** MATERIAL SHOWN **
◇ ◇ ◇ ◇ ◇ ◇ ◇

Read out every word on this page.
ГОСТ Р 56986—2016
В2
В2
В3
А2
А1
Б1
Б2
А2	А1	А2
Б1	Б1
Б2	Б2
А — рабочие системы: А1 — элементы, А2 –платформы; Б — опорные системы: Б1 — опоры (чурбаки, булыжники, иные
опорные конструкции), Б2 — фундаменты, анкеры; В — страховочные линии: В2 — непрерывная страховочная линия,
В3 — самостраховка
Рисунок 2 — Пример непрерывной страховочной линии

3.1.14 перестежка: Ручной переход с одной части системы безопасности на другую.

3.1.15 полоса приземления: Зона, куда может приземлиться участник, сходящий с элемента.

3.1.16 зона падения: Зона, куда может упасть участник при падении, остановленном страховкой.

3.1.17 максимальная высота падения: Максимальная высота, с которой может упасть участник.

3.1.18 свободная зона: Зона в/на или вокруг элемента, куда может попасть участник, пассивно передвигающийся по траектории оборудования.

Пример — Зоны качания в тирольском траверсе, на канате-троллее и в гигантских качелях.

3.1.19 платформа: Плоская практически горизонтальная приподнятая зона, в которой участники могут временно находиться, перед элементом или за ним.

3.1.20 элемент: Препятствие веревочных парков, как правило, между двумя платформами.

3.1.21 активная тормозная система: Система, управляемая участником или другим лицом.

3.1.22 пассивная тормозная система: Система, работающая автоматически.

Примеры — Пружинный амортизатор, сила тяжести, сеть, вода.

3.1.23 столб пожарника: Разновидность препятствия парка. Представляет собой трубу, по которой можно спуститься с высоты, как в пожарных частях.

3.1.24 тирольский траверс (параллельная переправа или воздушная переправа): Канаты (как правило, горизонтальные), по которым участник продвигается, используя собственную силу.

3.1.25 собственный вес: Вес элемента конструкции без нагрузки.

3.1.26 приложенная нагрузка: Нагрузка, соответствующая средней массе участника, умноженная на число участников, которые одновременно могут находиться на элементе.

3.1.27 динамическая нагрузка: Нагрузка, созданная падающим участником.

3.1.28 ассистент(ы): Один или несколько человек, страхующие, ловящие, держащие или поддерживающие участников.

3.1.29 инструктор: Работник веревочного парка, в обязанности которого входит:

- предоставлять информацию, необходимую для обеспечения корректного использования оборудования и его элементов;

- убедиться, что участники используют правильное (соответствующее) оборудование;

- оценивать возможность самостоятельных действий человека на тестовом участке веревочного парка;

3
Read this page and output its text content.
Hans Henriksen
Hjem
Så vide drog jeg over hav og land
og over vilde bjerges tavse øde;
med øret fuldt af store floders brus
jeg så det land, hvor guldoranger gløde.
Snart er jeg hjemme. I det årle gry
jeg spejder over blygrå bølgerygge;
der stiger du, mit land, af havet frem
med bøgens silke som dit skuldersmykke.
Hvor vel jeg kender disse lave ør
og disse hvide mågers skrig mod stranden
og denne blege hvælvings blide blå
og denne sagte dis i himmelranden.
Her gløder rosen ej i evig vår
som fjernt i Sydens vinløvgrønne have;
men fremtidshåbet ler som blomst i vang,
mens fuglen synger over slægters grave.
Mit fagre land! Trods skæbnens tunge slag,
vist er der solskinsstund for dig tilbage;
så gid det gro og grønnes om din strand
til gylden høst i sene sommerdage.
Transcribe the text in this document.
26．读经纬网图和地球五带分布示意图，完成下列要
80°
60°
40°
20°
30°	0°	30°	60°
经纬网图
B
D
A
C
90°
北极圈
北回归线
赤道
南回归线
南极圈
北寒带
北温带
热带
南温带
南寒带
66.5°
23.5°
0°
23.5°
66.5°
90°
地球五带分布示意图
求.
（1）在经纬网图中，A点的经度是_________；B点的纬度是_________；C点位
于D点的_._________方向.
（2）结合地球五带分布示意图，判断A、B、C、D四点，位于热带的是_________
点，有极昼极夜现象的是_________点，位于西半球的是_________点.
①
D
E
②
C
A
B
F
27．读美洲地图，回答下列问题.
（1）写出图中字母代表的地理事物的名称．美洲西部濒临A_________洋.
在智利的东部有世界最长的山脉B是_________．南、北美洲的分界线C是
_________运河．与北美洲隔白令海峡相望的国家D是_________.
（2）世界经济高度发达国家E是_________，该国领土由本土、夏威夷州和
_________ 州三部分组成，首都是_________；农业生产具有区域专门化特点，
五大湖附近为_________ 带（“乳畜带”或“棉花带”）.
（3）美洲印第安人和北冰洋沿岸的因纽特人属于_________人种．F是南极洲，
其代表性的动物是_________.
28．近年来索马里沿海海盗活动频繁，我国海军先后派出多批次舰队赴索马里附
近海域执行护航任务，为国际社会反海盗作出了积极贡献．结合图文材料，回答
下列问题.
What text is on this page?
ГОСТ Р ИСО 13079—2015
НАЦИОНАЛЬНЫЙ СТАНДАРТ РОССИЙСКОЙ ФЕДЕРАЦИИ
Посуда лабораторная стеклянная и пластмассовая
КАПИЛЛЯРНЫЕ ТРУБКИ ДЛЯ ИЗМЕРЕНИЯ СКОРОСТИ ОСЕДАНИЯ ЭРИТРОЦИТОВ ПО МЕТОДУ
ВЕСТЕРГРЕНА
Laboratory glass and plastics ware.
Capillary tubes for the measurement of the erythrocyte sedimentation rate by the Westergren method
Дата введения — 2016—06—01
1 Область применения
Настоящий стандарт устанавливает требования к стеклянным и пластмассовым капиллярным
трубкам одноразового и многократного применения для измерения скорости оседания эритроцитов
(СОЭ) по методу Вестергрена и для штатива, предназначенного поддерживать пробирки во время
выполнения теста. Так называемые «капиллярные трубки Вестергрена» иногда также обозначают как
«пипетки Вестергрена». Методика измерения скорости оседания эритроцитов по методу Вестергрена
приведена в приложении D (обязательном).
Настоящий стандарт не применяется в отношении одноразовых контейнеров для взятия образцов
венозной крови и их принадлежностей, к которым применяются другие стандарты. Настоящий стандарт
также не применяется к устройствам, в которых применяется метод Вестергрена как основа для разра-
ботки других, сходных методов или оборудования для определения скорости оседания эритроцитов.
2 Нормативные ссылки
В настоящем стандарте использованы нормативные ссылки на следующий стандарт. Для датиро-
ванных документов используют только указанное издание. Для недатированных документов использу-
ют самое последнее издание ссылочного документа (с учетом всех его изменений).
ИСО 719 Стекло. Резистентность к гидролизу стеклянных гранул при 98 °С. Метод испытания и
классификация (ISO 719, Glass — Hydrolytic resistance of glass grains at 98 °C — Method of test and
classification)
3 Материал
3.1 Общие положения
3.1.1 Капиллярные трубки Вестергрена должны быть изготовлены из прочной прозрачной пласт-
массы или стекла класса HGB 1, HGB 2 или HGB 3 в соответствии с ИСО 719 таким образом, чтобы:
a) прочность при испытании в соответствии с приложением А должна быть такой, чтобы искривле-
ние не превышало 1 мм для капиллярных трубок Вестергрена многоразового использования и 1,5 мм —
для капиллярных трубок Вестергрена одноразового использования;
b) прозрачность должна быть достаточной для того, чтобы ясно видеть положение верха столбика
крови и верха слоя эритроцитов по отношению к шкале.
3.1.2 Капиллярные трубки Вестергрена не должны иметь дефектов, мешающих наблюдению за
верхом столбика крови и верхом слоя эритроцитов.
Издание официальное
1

◇ ◇ ◇ ◇ ◇ ◇ ◇

** DO THIS **
Each line above must be reproduced exactly as it stands.

** WORKED ANSWER **
Read out every word on this page.
ГОСТ Р 56986—2016
В2
В2
В3
А2
А1
Б1
Б2
А2	А1	А2
Б1	Б1
Б2	Б2
А — рабочие системы: А1 — элементы, А2 –платформы; Б — опорные системы: Б1 — опоры (чурбаки, булыжники, иные
опорные конструкции), Б2 — фундаменты, анкеры; В — страховочные линии: В2 — непрерывная страховочная линия,
В3 — самостраховка
Рисунок 2 — Пример непрерывной страховочной линии

3.1.14 перестежка: Ручной переход с одной части системы безопасности на другую.

3.1.15 полоса приземления: Зона, куда может приземлиться участник, сходящий с элемента.

3.1.16 зона падения: Зона, куда может упасть участник при падении, остановленном страховкой.

3.1.17 максимальная высота падения: Максимальная высота, с которой может упасть участник.

3.1.18 свободная зона: Зона в/на или вокруг элемента, куда может попасть участник, пассивно передвигающийся по траектории оборудования.

Пример — Зоны качания в тирольском траверсе, на канате-троллее и в гигантских качелях.

3.1.19 платформа: Плоская практически горизонтальная приподнятая зона, в которой участники могут временно находиться, перед элементом или за ним.

3.1.20 элемент: Препятствие веревочных парков, как правило, между двумя платформами.

3.1.21 активная тормозная система: Система, управляемая участником или другим лицом.

3.1.22 пассивная тормозная система: Система, работающая автоматически.

Примеры — Пружинный амортизатор, сила тяжести, сеть, вода.

3.1.23 столб пожарника: Разновидность препятствия парка. Представляет собой трубу, по которой можно спуститься с высоты, как в пожарных частях.

3.1.24 тирольский траверс (параллельная переправа или воздушная переправа): Канаты (как правило, горизонтальные), по которым участник продвигается, используя собственную силу.

3.1.25 собственный вес: Вес элемента конструкции без нагрузки.

3.1.26 приложенная нагрузка: Нагрузка, соответствующая средней массе участника, умноженная на число участников, которые одновременно могут находиться на элементе.

3.1.27 динамическая нагрузка: Нагрузка, созданная падающим участником.

3.1.28 ассистент(ы): Один или несколько человек, страхующие, ловящие, держащие или поддерживающие участников.

3.1.29 инструктор: Работник веревочного парка, в обязанности которого входит:

- предоставлять информацию, необходимую для обеспечения корректного использования оборудования и его элементов;

- убедиться, что участники используют правильное (соответствующее) оборудование;

- оценивать возможность самостоятельных действий человека на тестовом участке веревочного парка;

3
Read this page and output its text content.
Hans Henriksen
Hjem
Så vide drog jeg over hav og land
og over vilde bjerges tavse øde;
med øret fuldt af store floders brus
jeg så det land, hvor guldoranger gløde.
Snart er jeg hjemme. I det årle gry
jeg spejder over blygrå bølgerygge;
der stiger du, mit land, af havet frem
med bøgens silke som dit skuldersmykke.
Hvor vel jeg kender disse lave ør
og disse hvide mågers skrig mod stranden
og denne blege hvælvings blide blå
og denne sagte dis i himmelranden.
Her gløder rosen ej i evig vår
som fjernt i Sydens vinløvgrønne have;
men fremtidshåbet ler som blomst i vang,
mens fuglen synger over slægters grave.
Mit fagre land! Trods skæbnens tunge slag,
vist er der solskinsstund for dig tilbage;
så gid det gro og grønnes om din strand
til gylden høst i sene sommerdage.
Transcribe the text in this document.
26．读经纬网图和地球五带分布示意图，完成下列要
80°
60°
40°
20°
30°	0°	30°	60°
经纬网图
B
D
A
C
90°
北极圈
北回归线
赤道
南回归线
南极圈
北寒带
北温带
热带
南温带
南寒带
66.5°
23.5°
0°
23.5°
66.5°
90°
地球五带分布示意图
求.
（1）在经纬网图中，A点的经度是_________；B点的纬度是_________；C点位
于D点的_._________方向.
（2）结合地球五带分布示意图，判断A、B、C、D四点，位于热带的是_________
点，有极昼极夜现象的是_________点，位于西半球的是_________点.
①
D
E
②
C
A
B
F
27．读美洲地图，回答下列问题.
（1）写出图中字母代表的地理事物的名称．美洲西部濒临A_________洋.
在智利的东部有世界最长的山脉B是_________．南、北美洲的分界线C是
_________运河．与北美洲隔白令海峡相望的国家D是_________.
（2）世界经济高度发达国家E是_________，该国领土由本土、夏威夷州和
_________ 州三部分组成，首都是_________；农业生产具有区域专门化特点，
五大湖附近为_________ 带（“乳畜带”或“棉花带”）.
（3）美洲印第安人和北冰洋沿岸的因纽特人属于_________人种．F是南极洲，
其代表性的动物是_________.
28．近年来索马里沿海海盗活动频繁，我国海军先后派出多批次舰队赴索马里附
近海域执行护航任务，为国际社会反海盗作出了积极贡献．结合图文材料，回答
下列问题.
What text is on this page?
ГОСТ Р ИСО 13079—2015
НАЦИОНАЛЬНЫЙ СТАНДАРТ РОССИЙСКОЙ ФЕДЕРАЦИИ
Посуда лабораторная стеклянная и пластмассовая
КАПИЛЛЯРНЫЕ ТРУБКИ ДЛЯ ИЗМЕРЕНИЯ СКОРОСТИ ОСЕДАНИЯ ЭРИТРОЦИТОВ ПО МЕТОДУ
ВЕСТЕРГРЕНА
Laboratory glass and plastics ware.
Capillary tubes for the measurement of the erythrocyte sedimentation rate by the Westergren method
Дата введения — 2016—06—01
1 Область применения
Настоящий стандарт устанавливает требования к стеклянным и пластмассовым капиллярным
трубкам одноразового и многократного применения для измерения скорости оседания эритроцитов
(СОЭ) по методу Вестергрена и для штатива, предназначенного поддерживать пробирки во время
выполнения теста. Так называемые «капиллярные трубки Вестергрена» иногда также обозначают как
«пипетки Вестергрена». Методика измерения скорости оседания эритроцитов по методу Вестергрена
приведена в приложении D (обязательном).
Настоящий стандарт не применяется в отношении одноразовых контейнеров для взятия образцов
венозной крови и их принадлежностей, к которым применяются другие стандарты. Настоящий стандарт
также не применяется к устройствам, в которых применяется метод Вестергрена как основа для разра-
ботки других, сходных методов или оборудования для определения скорости оседания эритроцитов.
2 Нормативные ссылки
В настоящем стандарте использованы нормативные ссылки на следующий стандарт. Для датиро-
ванных документов используют только указанное издание. Для недатированных документов использу-
ют самое последнее издание ссылочного документа (с учетом всех его изменений).
ИСО 719 Стекло. Резистентность к гидролизу стеклянных гранул при 98 °С. Метод испытания и
классификация (ISO 719, Glass — Hydrolytic resistance of glass grains at 98 °C — Method of test and
classification)
3 Материал
3.1 Общие положения
3.1.1 Капиллярные трубки Вестергрена должны быть изготовлены из прочной прозрачной пласт-
массы или стекла класса HGB 1, HGB 2 или HGB 3 в соответствии с ИСО 719 таким образом, чтобы:
a) прочность при испытании в соответствии с приложением А должна быть такой, чтобы искривле-
ние не превышало 1 мм для капиллярных трубок Вестергрена многоразового использования и 1,5 мм —
для капиллярных трубок Вестергрена одноразового использования;
b) прозрачность должна быть достаточной для того, чтобы ясно видеть положение верха столбика
крови и верха слоя эритроцитов по отношению к шкале.
3.1.2 Капиллярные трубки Вестергрена не должны иметь дефектов, мешающих наблюдению за
верхом столбика крови и верхом слоя эритроцитов.
Издание официальное
1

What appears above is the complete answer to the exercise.